Items from a figure collection
· · · · · · ·

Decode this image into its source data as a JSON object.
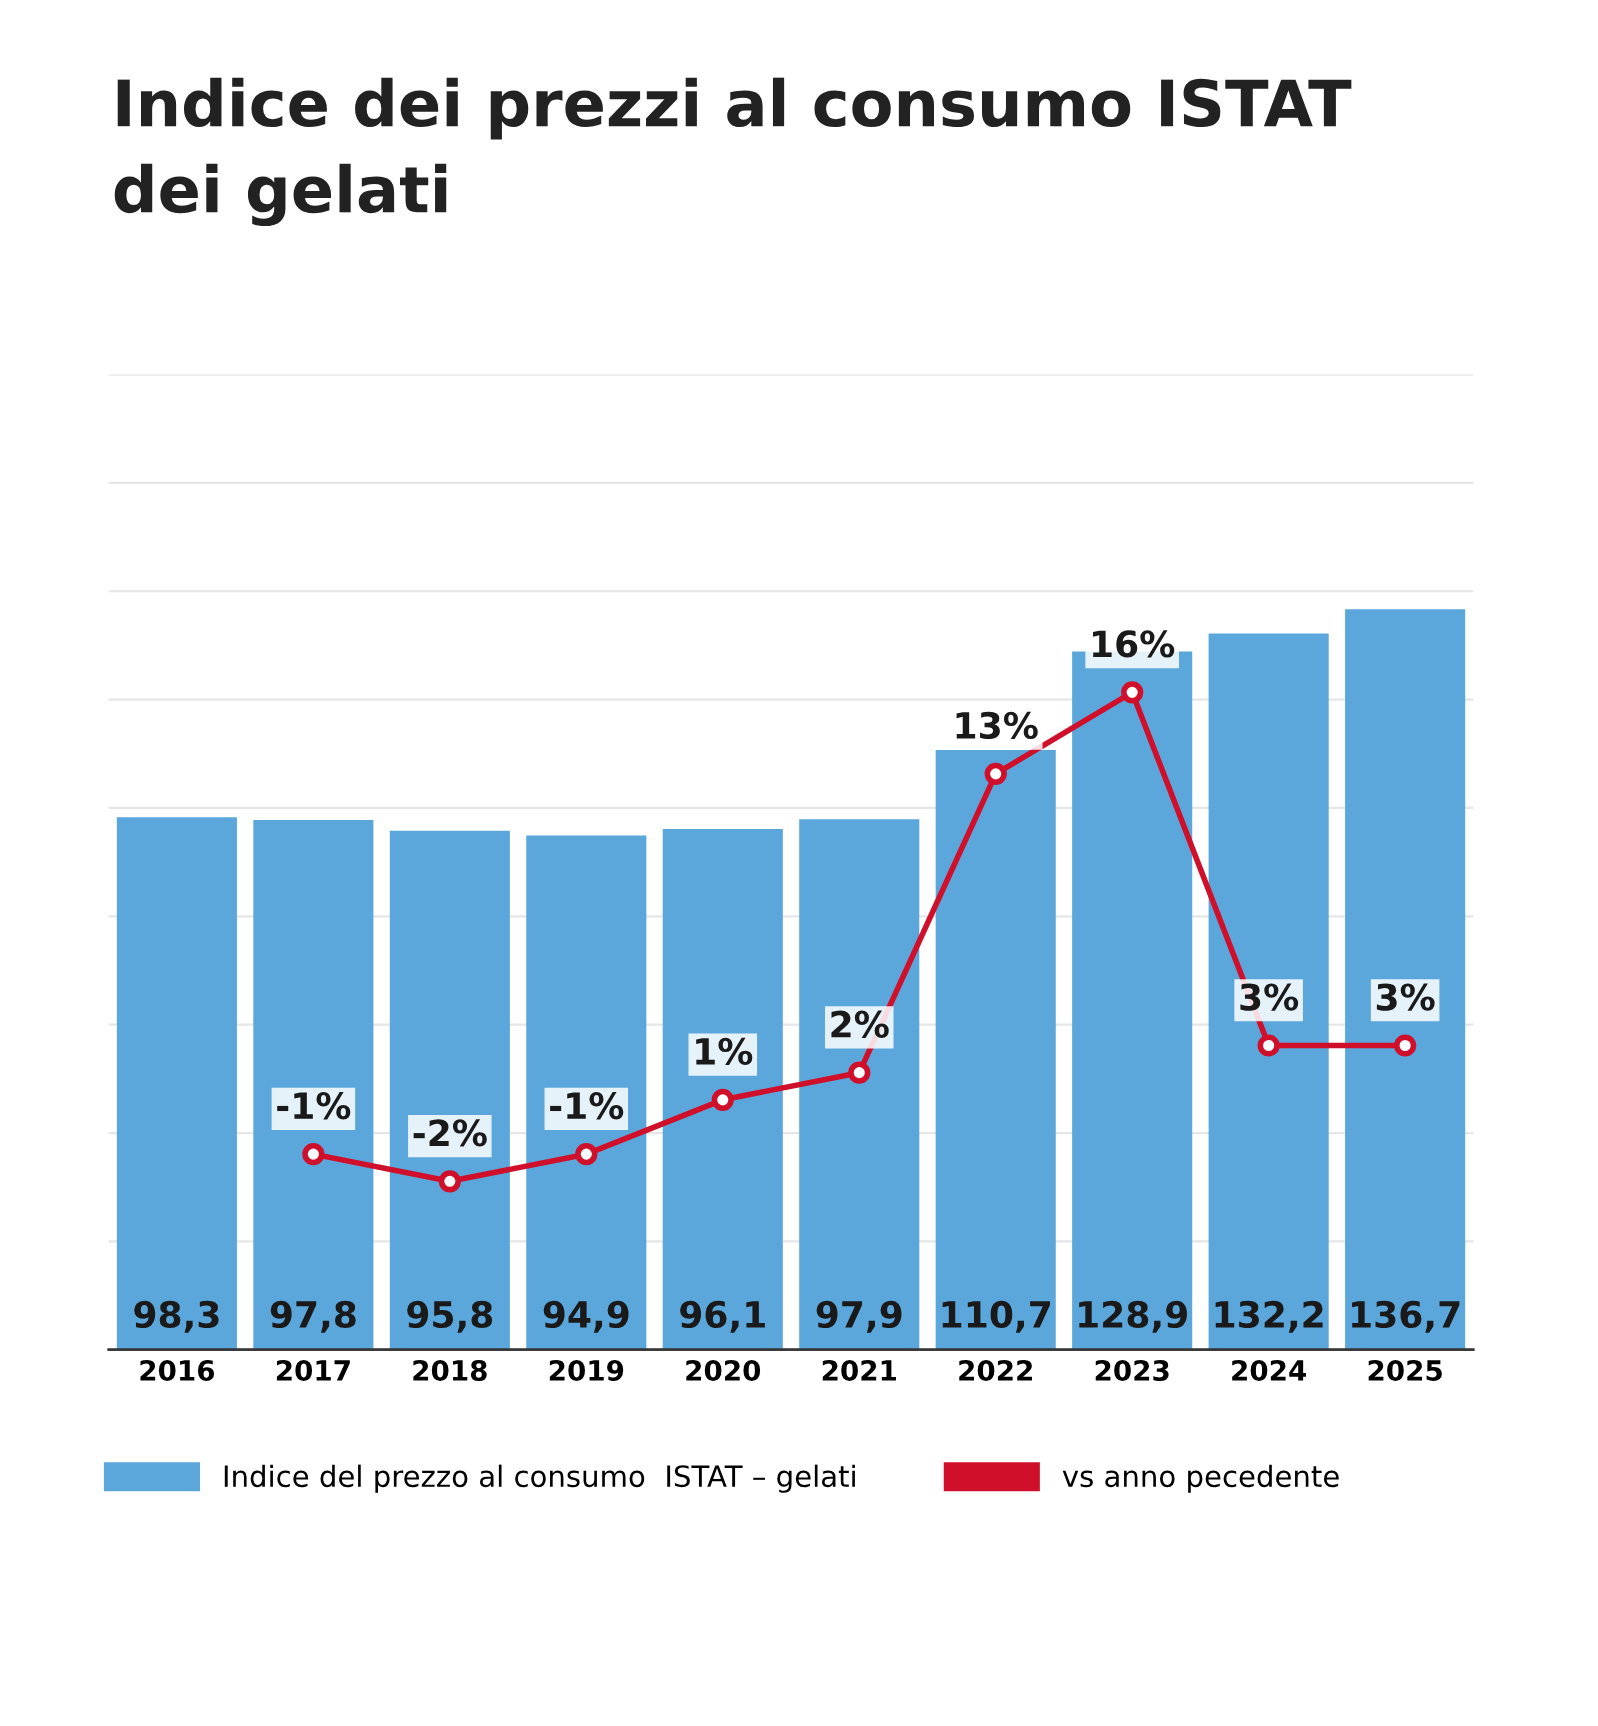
{
  "chart_data": {
    "type": "bar",
    "title": "Indice dei prezzi al consumo ISTAT\ndei gelati",
    "categories": [
      "2016",
      "2017",
      "2018",
      "2019",
      "2020",
      "2021",
      "2022",
      "2023",
      "2024",
      "2025"
    ],
    "series": [
      {
        "name": "Indice del prezzo al consumo  ISTAT – gelati",
        "color": "#5ba7db",
        "values": [
          98.3,
          97.8,
          95.8,
          94.9,
          96.1,
          97.9,
          110.7,
          128.9,
          132.2,
          136.7
        ],
        "value_labels": [
          "98,3",
          "97,8",
          "95,8",
          "94,9",
          "96,1",
          "97,9",
          "110,7",
          "128,9",
          "132,2",
          "136,7"
        ]
      },
      {
        "name": "vs anno pecedente",
        "type": "line",
        "axis": "y2",
        "color": "#d0102a",
        "marker": "circle",
        "values": [
          null,
          -1,
          -2,
          -1,
          1,
          2,
          13,
          16,
          3,
          3
        ],
        "value_labels": [
          null,
          "-1%",
          "-2%",
          "-1%",
          "1%",
          "2%",
          "13%",
          "16%",
          "3%",
          "3%"
        ]
      }
    ],
    "ylim": [
      0,
      180
    ],
    "yticks": [
      {
        "value": 0,
        "label": null
      },
      {
        "value": 20,
        "label": null
      },
      {
        "value": 40,
        "label": null
      },
      {
        "value": 60,
        "label": null
      },
      {
        "value": 80,
        "label": null
      },
      {
        "value": 100,
        "label": null
      },
      {
        "value": 120,
        "label": null
      },
      {
        "value": 140,
        "label": null
      },
      {
        "value": 160,
        "label": null
      },
      {
        "value": 180,
        "label": null
      }
    ],
    "y2lim": [
      -8.2,
      27.7
    ],
    "grid": "y",
    "tick_labels": "x",
    "legend": "bottom"
  }
}
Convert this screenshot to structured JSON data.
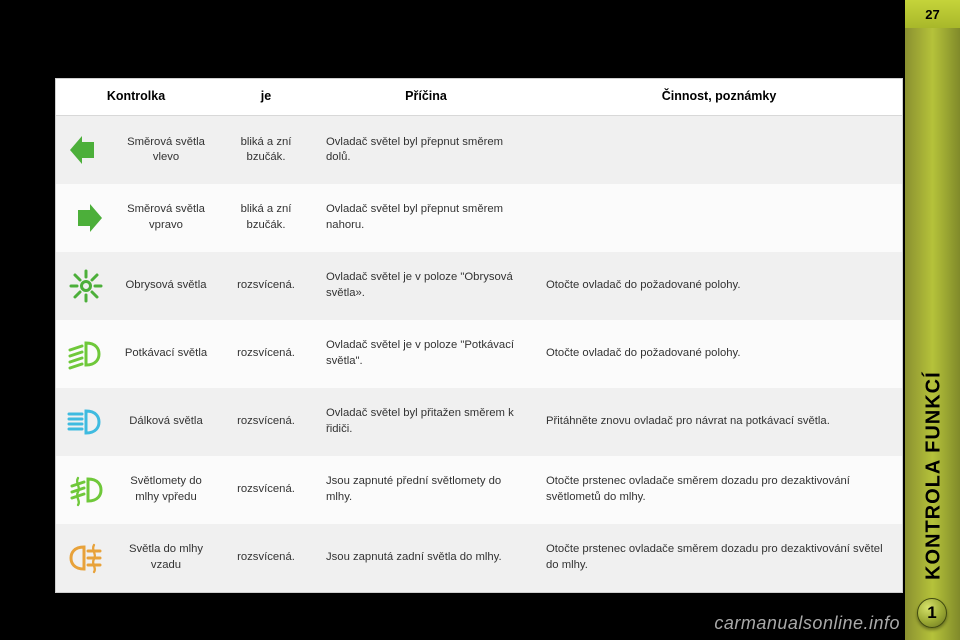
{
  "page": {
    "number": "27",
    "section_label": "KONTROLA FUNKCÍ",
    "badge_number": "1",
    "watermark": "carmanualsonline.info"
  },
  "colors": {
    "green": "#4caf3a",
    "amber": "#e8a23a",
    "blue": "#3fbbe0",
    "lime": "#6fc83a",
    "row_odd": "#f0f0f0",
    "row_even": "#fbfbfb",
    "side": "#a8b82a"
  },
  "table": {
    "headers": {
      "indicator": "Kontrolka",
      "status": "je",
      "cause": "Příčina",
      "action": "Činnost, poznámky"
    },
    "rows": [
      {
        "icon": "arrow-left",
        "icon_color": "#4caf3a",
        "name": "Směrová světla vlevo",
        "status": "bliká a zní bzučák.",
        "cause": "Ovladač světel byl přepnut směrem dolů.",
        "action": ""
      },
      {
        "icon": "arrow-right",
        "icon_color": "#4caf3a",
        "name": "Směrová světla vpravo",
        "status": "bliká a zní bzučák.",
        "cause": "Ovladač světel byl přepnut směrem nahoru.",
        "action": ""
      },
      {
        "icon": "sidelight",
        "icon_color": "#4caf3a",
        "name": "Obrysová světla",
        "status": "rozsvícená.",
        "cause": "Ovladač světel je v poloze \"Obrysová světla».",
        "action": "Otočte ovladač do požadované polohy."
      },
      {
        "icon": "low-beam",
        "icon_color": "#6fc83a",
        "name": "Potkávací světla",
        "status": "rozsvícená.",
        "cause": "Ovladač světel je v poloze \"Potkávací světla\".",
        "action": "Otočte ovladač do požadované polohy."
      },
      {
        "icon": "high-beam",
        "icon_color": "#3fbbe0",
        "name": "Dálková světla",
        "status": "rozsvícená.",
        "cause": "Ovladač světel byl přitažen směrem k řidiči.",
        "action": "Přitáhněte znovu ovladač pro návrat na potkávací světla."
      },
      {
        "icon": "fog-front",
        "icon_color": "#6fc83a",
        "name": "Světlomety do mlhy vpředu",
        "status": "rozsvícená.",
        "cause": "Jsou zapnuté přední světlomety do mlhy.",
        "action": "Otočte prstenec ovladače směrem dozadu pro dezaktivování světlometů do mlhy."
      },
      {
        "icon": "fog-rear",
        "icon_color": "#e8a23a",
        "name": "Světla do mlhy vzadu",
        "status": "rozsvícená.",
        "cause": "Jsou zapnutá zadní světla do mlhy.",
        "action": "Otočte prstenec ovladače směrem dozadu pro dezaktivování světel do mlhy."
      }
    ]
  }
}
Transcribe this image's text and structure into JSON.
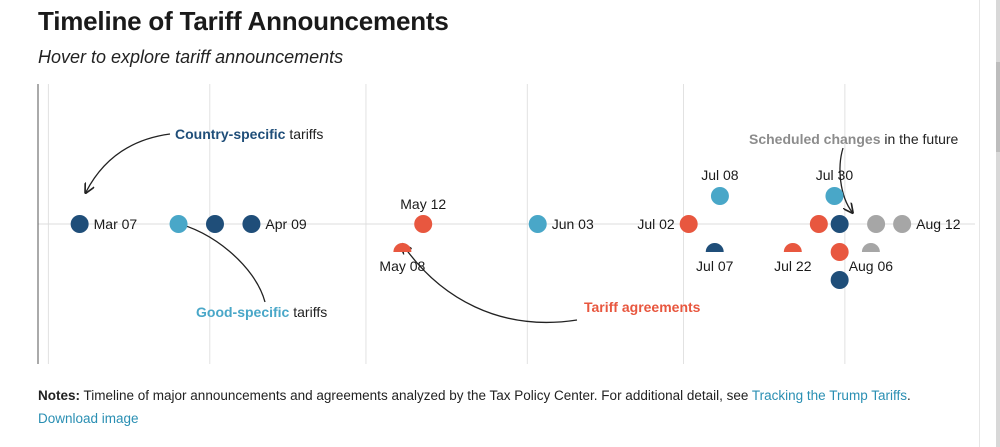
{
  "header": {
    "title": "Timeline of Tariff Announcements",
    "subtitle": "Hover to explore tariff announcements"
  },
  "colors": {
    "country": "#1f4e79",
    "good": "#49a7c8",
    "agreement": "#e8573f",
    "future": "#a6a6a6",
    "axis": "#555555",
    "grid": "#e2e2e2",
    "link": "#2a8fb3"
  },
  "chart_data": {
    "type": "scatter",
    "x_axis": "date",
    "x_range": [
      "2025-02-27",
      "2025-08-26"
    ],
    "gridlines": [
      "2025-03-01",
      "2025-04-01",
      "2025-05-01",
      "2025-06-01",
      "2025-07-01",
      "2025-08-01"
    ],
    "categories": {
      "country": "Country-specific",
      "good": "Good-specific",
      "agreement": "Tariff agreements",
      "future": "Scheduled changes"
    },
    "events": [
      {
        "date": "2025-03-07",
        "category": "country",
        "label": "Mar 07",
        "row": 0,
        "shape": "circle"
      },
      {
        "date": "2025-03-26",
        "category": "good",
        "label": "",
        "row": 0,
        "shape": "circle"
      },
      {
        "date": "2025-04-02",
        "category": "country",
        "label": "",
        "row": 0,
        "shape": "circle"
      },
      {
        "date": "2025-04-09",
        "category": "country",
        "label": "Apr 09",
        "row": 0,
        "shape": "circle"
      },
      {
        "date": "2025-05-08",
        "category": "agreement",
        "label": "May 08",
        "row": 1,
        "shape": "half"
      },
      {
        "date": "2025-05-12",
        "category": "agreement",
        "label": "May 12",
        "row": 0,
        "shape": "circle"
      },
      {
        "date": "2025-06-03",
        "category": "good",
        "label": "Jun 03",
        "row": 0,
        "shape": "circle"
      },
      {
        "date": "2025-07-02",
        "category": "agreement",
        "label": "Jul 02",
        "row": 0,
        "shape": "circle"
      },
      {
        "date": "2025-07-07",
        "category": "country",
        "label": "Jul 07",
        "row": 1,
        "shape": "half"
      },
      {
        "date": "2025-07-08",
        "category": "good",
        "label": "Jul 08",
        "row": -1,
        "shape": "circle"
      },
      {
        "date": "2025-07-22",
        "category": "agreement",
        "label": "Jul 22",
        "row": 1,
        "shape": "half"
      },
      {
        "date": "2025-07-27",
        "category": "agreement",
        "label": "",
        "row": 0,
        "shape": "circle"
      },
      {
        "date": "2025-07-30",
        "category": "good",
        "label": "Jul 30",
        "row": -1,
        "shape": "circle"
      },
      {
        "date": "2025-07-31",
        "category": "country",
        "label": "",
        "row": 0,
        "shape": "circle"
      },
      {
        "date": "2025-07-31",
        "category": "agreement",
        "label": "",
        "row": 1,
        "shape": "circle"
      },
      {
        "date": "2025-07-31",
        "category": "country",
        "label": "",
        "row": 2,
        "shape": "circle"
      },
      {
        "date": "2025-08-06",
        "category": "future",
        "label": "Aug 06",
        "row": 1,
        "shape": "half"
      },
      {
        "date": "2025-08-07",
        "category": "future",
        "label": "",
        "row": 0,
        "shape": "circle"
      },
      {
        "date": "2025-08-12",
        "category": "future",
        "label": "Aug 12",
        "row": 0,
        "shape": "circle"
      }
    ],
    "annotations": {
      "country": {
        "highlight": "Country-specific",
        "rest": " tariffs"
      },
      "good": {
        "highlight": "Good-specific",
        "rest": " tariffs"
      },
      "agreement": {
        "highlight": "Tariff agreements",
        "rest": ""
      },
      "future": {
        "highlight": "Scheduled changes",
        "rest": " in the future"
      }
    }
  },
  "notes": {
    "label": "Notes:",
    "text": " Timeline of major announcements and agreements analyzed by the Tax Policy Center. For additional detail, see ",
    "link": "Tracking the Trump Tariffs",
    "end": "."
  },
  "download": "Download image"
}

· · · · · · ·

Which lines of the material contain the string "mlhy"? List each of them.

▶ _THE RESULT_
        "name": "Světlomety do mlhy vpředu",
        "cause": "Jsou zapnuté přední světlomety do mlhy.",
        "action": "Otočte prstenec ovladače směrem dozadu pro dezaktivování světlometů do mlhy."
        "name": "Světla do mlhy vzadu",
        "cause": "Jsou zapnutá zadní světla do mlhy.",
        "action": "Otočte prstenec ovladače směrem dozadu pro dezaktivování světel do mlhy."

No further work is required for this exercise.